◆ Consigne donnée 1
Pouvez-vous extraire tel quel, du texte sur la machine de guerre nazie, le passage qui va de "Dans cet ouvrage" à "23 août 1939." ?
◆ Consigne donnée 2
Pourriez-vous prolonger le texte sur la machine de guerre nazie en reprenant juste après sa dernière phrase ?

◆ Extrait de page
---+---

Philippe Richardot est un spécialiste des questions militaires. Il a écrit de nombreux ouvrages sur des thèmes aussi variés que l’armée romaine, la pensée militaire médiévale ou la Deuxième Guerre mondiale. Il est également membre de nombreux organismes, dont la Commission Française d’Histoire Militaire.
Dans cet ouvrage il mène une étude globale de la machine de guerre nazie, dans toutes ses composantes : le haut-commandement, les diverses armées, la waffen SS et les matériels utilisés. Ceci permet de mieux comprendre les raisons de l’échec d’un outil militaire qui apparaissait comme invincible après les premiers succès de la Blitzkrieg.
Pour autant, la poursuite de cette blitzkrieg était largement liée à des prélèvements massifs sur les territoires conquis, où, pour les campagnes de Pologne et de France à des importations massives de matières premières d’Union soviétique en application du pacte germano-soviétique du 23 août 1939.

---+---

◆ Bloc de données
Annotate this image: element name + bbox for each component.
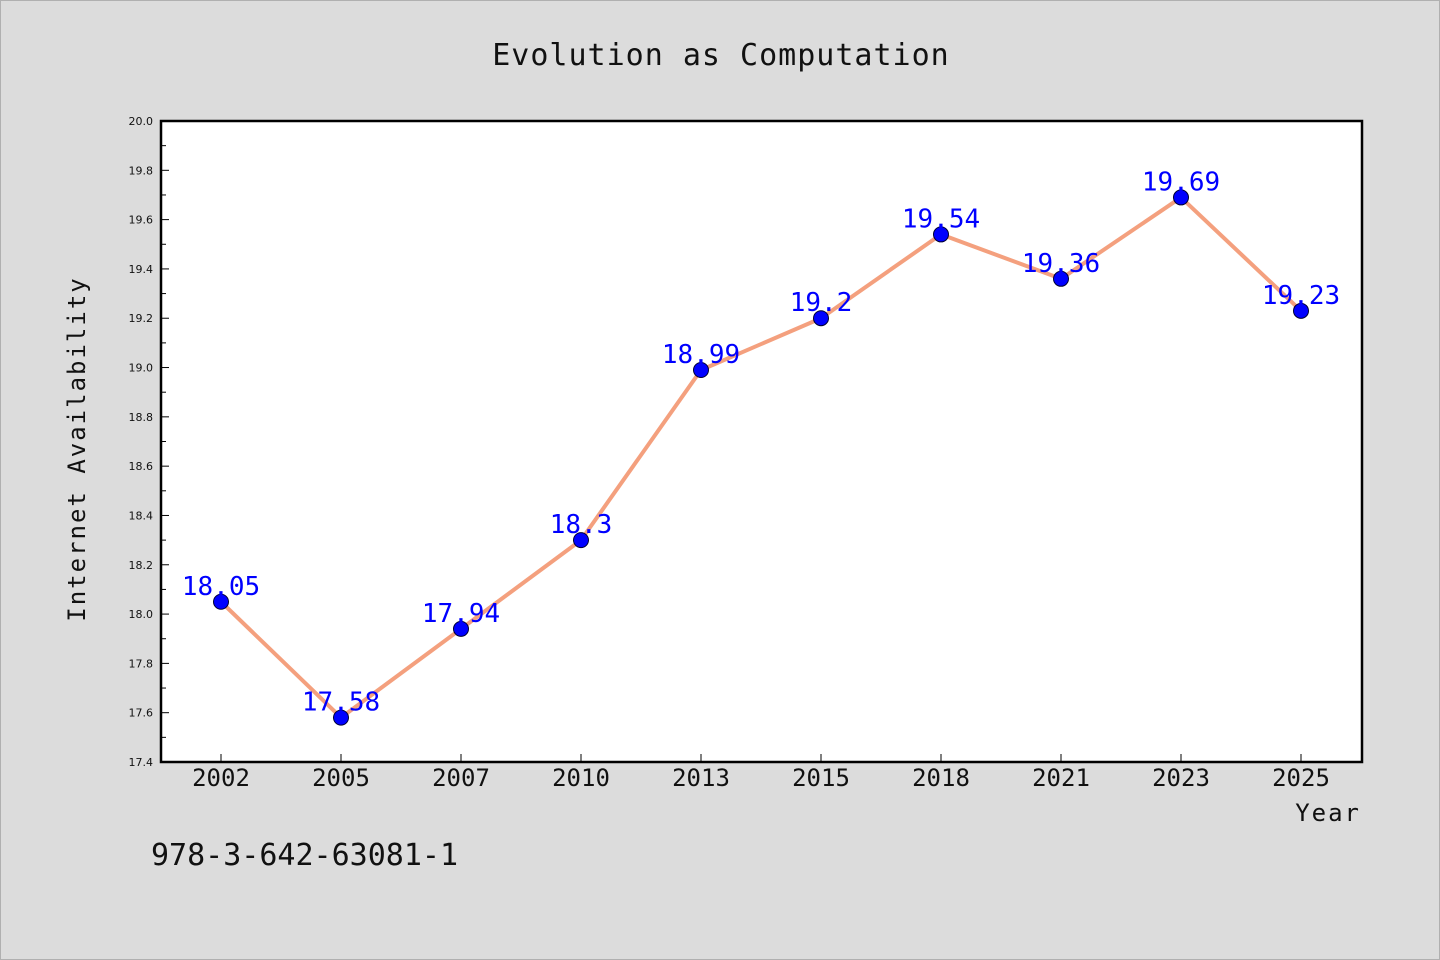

---+---

◆ Résultat final 1
Dans cet ouvrage il mène une étude globale de la machine de guerre nazie, dans toutes ses composantes : le haut-commandement, les diverses armées, la waffen SS et les matériels utilisés. Ceci permet de mieux comprendre les raisons de l’échec d’un outil militaire qui apparaissait comme invincible après les premiers succès de la Blitzkrieg.
Pour autant, la poursuite de cette blitzkrieg était largement liée à des prélèvements massifs sur les territoires conquis, où, pour les campagnes de Pologne et de France à des importations massives de matières premières d’Union soviétique en application du pacte germano-soviétique du 23 août 1939.

◆ Résultat final 2
La soumission du haut-commandement

La première partie de l’ouvrage s’attache à analyser le fonctionnement du haut-commandement allemand. L’auteur montre, comment, en se justifiant par ses bons choix stratégiques dans les crises des années 30, et dans l’adoption du pan Manstein pour la campagne de 1940, Hitler prend une part croissante dans le processus de décision. Une attitude qui se renforce avec le déclenchement de Barbarossa et l’ordre de ne pas reculer de décembre 1941 qui permet d’endiguer la contre-offensive russe.
P Richardot met ainsi en évidence, la manière dont Hitler interfère dans les affaires militaires, avec de plus en plus d’autorité et un refus croissant d’accepter la réalité au fur et à mesure que les défaites se succèdent. L’auteur analyse les principales décisions prises par Hitler, en particulier les plus discutées, ce qui permet de les replacer dans leur contexte et d’en apprécier la portée.
La présentation des multiples organes de commandement, dont les compétences se chevauchent souvent, mais tous avec un rapport particulier à Hitler, permet de montrer que le domaine militaire n’échappe pas à la logique de fonctionnement des nombreuses organismes du III° Reich..
La question de la résistance des militaires allemands à Hitler est également évoquée. Depuis les années d’avant-guerre comme à travers le complot aboutissant à l’attentat du 20 juillet 1944. Une résistance qui est certes dangereuse, mais limitée à des cercles conservateurs incapables de percevoir la réalité de l’évolution du conflit.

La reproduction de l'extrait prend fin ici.